■ Task requirements:
From the entries that follow, list every line in which the string "Power" appears.

■ Source data:

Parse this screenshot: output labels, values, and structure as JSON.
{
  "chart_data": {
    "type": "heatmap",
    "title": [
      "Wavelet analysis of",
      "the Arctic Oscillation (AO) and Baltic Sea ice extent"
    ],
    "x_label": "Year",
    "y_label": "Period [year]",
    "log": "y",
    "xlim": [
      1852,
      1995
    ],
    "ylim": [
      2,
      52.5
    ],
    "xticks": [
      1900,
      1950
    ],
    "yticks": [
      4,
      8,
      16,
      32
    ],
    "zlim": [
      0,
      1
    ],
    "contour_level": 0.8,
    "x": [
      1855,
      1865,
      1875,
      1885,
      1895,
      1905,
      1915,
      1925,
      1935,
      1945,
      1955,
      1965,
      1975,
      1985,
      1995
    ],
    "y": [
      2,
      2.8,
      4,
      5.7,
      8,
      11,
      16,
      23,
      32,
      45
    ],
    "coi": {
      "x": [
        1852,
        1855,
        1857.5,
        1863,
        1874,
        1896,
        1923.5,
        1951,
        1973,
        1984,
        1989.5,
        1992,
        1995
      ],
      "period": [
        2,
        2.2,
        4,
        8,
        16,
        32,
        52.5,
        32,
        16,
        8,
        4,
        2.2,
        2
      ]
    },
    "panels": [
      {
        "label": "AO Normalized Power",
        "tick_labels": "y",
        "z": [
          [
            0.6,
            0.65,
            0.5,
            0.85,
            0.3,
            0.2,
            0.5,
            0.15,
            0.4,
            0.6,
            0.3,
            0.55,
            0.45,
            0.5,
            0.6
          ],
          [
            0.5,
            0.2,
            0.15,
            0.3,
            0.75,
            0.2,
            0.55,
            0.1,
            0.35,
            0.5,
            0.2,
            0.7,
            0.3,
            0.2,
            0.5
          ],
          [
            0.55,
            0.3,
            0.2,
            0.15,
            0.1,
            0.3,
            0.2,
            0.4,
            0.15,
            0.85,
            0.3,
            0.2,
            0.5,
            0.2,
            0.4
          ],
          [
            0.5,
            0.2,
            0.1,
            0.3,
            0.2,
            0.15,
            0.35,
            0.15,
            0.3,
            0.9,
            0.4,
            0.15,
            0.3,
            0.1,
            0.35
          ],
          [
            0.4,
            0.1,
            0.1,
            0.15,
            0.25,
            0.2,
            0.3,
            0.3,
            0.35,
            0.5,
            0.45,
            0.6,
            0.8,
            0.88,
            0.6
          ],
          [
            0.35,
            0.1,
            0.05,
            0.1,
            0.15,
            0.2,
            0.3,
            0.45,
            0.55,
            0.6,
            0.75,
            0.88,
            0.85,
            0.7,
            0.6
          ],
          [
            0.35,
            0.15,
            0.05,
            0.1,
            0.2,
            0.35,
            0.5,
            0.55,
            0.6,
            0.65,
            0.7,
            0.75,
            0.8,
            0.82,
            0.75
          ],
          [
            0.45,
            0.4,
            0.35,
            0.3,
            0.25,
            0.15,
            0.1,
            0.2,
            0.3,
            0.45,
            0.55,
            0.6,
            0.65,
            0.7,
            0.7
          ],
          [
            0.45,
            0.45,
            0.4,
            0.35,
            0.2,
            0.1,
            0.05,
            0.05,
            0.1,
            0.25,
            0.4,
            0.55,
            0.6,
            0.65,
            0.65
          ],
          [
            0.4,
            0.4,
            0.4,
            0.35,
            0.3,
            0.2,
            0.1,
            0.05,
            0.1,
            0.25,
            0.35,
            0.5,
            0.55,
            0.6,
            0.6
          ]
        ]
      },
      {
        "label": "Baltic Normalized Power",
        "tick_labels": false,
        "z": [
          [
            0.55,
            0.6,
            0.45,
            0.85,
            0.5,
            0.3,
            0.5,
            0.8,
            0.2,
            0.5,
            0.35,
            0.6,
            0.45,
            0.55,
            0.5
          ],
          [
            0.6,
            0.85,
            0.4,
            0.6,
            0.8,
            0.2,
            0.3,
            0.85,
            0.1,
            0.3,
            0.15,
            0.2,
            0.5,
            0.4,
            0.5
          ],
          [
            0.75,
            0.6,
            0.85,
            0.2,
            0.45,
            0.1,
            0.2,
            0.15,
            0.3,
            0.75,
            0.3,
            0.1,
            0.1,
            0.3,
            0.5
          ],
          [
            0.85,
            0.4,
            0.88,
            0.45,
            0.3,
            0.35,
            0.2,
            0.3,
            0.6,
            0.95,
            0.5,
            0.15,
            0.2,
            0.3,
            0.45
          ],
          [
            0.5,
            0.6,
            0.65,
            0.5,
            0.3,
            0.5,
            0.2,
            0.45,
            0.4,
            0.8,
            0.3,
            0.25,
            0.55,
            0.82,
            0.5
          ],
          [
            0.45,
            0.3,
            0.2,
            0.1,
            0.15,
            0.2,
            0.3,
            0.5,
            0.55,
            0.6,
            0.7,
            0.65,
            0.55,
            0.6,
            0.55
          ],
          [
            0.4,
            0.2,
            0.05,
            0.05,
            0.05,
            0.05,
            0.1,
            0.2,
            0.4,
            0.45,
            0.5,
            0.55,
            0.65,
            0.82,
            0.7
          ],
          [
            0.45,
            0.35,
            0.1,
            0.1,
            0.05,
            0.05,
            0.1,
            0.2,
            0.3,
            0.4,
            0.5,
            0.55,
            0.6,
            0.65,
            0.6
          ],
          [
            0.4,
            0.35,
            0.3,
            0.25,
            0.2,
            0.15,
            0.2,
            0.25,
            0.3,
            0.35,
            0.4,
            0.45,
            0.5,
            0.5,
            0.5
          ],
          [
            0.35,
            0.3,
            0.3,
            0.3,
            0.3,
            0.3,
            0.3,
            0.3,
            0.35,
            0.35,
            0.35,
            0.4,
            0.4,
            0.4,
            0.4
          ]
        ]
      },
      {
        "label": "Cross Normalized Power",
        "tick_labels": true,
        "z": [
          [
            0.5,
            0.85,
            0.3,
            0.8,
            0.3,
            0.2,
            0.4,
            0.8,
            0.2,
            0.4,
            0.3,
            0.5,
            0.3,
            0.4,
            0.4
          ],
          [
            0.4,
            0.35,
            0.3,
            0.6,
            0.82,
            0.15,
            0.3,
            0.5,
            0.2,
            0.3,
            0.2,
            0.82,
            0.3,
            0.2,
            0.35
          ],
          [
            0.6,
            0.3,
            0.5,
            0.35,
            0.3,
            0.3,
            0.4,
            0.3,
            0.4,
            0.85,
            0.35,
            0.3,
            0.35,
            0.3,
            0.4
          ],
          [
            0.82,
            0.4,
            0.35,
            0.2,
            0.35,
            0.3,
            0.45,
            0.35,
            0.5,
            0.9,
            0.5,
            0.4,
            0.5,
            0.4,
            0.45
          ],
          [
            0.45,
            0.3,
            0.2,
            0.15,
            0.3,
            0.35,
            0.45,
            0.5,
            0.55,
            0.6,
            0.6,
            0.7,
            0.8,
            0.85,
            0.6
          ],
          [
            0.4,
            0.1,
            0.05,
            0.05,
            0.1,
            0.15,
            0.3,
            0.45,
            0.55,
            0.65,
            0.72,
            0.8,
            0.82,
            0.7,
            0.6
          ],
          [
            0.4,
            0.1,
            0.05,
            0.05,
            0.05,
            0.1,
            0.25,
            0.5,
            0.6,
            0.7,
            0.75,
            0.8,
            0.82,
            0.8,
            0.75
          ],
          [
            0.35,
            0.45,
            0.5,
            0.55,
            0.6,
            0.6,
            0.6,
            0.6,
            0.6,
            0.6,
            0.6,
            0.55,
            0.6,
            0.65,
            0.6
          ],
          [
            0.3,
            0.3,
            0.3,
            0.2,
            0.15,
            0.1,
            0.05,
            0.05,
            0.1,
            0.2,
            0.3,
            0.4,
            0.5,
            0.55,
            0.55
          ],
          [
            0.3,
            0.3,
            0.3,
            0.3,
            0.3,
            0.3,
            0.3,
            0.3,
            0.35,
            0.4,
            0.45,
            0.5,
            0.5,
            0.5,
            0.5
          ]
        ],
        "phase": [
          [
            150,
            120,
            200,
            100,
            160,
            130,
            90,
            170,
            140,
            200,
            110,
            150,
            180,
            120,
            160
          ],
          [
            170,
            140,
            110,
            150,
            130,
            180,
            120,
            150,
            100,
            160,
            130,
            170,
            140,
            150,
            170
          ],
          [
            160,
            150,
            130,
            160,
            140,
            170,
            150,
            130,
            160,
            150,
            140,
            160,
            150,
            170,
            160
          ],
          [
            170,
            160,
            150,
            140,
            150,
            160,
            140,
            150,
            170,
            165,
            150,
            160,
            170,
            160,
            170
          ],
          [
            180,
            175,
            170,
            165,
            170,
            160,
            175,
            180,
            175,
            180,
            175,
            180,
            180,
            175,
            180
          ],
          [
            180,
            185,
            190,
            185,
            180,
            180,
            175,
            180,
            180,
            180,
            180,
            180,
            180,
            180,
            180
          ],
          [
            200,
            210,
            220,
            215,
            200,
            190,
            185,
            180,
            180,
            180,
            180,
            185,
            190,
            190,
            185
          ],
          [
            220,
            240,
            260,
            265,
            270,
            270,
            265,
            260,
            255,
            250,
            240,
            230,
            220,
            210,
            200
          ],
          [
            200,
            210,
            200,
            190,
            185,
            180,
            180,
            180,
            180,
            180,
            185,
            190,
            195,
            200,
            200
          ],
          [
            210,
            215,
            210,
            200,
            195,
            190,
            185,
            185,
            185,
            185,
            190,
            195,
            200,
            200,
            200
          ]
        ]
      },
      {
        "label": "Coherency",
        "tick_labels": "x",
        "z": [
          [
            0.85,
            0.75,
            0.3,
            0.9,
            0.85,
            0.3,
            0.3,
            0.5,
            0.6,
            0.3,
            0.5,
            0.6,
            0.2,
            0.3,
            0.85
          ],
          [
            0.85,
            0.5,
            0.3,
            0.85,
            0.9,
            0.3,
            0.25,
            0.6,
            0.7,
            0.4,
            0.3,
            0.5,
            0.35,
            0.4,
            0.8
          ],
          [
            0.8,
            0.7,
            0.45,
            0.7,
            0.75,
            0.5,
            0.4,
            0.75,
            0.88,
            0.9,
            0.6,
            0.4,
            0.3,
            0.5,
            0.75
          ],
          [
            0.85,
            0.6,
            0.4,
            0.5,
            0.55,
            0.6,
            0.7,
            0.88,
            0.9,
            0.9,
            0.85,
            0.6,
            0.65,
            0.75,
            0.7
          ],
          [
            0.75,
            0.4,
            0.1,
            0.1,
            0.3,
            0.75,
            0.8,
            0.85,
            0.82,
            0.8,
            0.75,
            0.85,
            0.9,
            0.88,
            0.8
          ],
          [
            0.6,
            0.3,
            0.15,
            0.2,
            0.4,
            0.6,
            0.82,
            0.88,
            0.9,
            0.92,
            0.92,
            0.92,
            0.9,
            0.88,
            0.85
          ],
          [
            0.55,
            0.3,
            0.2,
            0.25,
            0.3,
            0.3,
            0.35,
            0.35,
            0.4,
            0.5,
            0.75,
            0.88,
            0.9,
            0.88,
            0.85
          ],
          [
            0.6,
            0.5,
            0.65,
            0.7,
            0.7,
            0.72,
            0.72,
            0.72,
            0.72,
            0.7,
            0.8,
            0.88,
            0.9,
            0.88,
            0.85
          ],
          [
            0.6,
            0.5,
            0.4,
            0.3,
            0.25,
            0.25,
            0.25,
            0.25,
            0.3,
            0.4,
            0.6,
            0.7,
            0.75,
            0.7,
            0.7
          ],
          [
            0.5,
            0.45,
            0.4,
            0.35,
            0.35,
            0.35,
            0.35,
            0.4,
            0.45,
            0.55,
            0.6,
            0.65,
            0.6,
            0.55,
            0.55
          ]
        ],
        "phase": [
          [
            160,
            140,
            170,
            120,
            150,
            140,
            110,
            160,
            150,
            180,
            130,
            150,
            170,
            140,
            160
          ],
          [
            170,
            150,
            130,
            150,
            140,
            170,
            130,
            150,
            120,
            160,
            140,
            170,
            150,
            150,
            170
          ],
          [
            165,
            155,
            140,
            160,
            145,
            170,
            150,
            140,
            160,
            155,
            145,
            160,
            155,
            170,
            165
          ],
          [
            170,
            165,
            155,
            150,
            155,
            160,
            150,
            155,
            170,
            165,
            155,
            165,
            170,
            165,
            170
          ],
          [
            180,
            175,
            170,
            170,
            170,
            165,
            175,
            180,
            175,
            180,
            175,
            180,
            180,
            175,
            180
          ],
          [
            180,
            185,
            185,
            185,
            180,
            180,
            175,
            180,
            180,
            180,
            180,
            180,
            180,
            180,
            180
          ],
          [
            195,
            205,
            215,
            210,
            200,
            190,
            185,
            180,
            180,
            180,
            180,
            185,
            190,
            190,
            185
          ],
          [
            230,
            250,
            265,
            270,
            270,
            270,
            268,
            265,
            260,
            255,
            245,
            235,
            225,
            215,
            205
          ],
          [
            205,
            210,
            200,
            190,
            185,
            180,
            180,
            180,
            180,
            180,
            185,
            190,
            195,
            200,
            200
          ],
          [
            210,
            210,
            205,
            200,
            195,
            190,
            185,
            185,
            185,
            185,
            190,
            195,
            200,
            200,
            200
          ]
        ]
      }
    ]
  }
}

■ Exercise response:
        "label": "AO Normalized Power",
        "label": "Baltic Normalized Power",
        "label": "Cross Normalized Power",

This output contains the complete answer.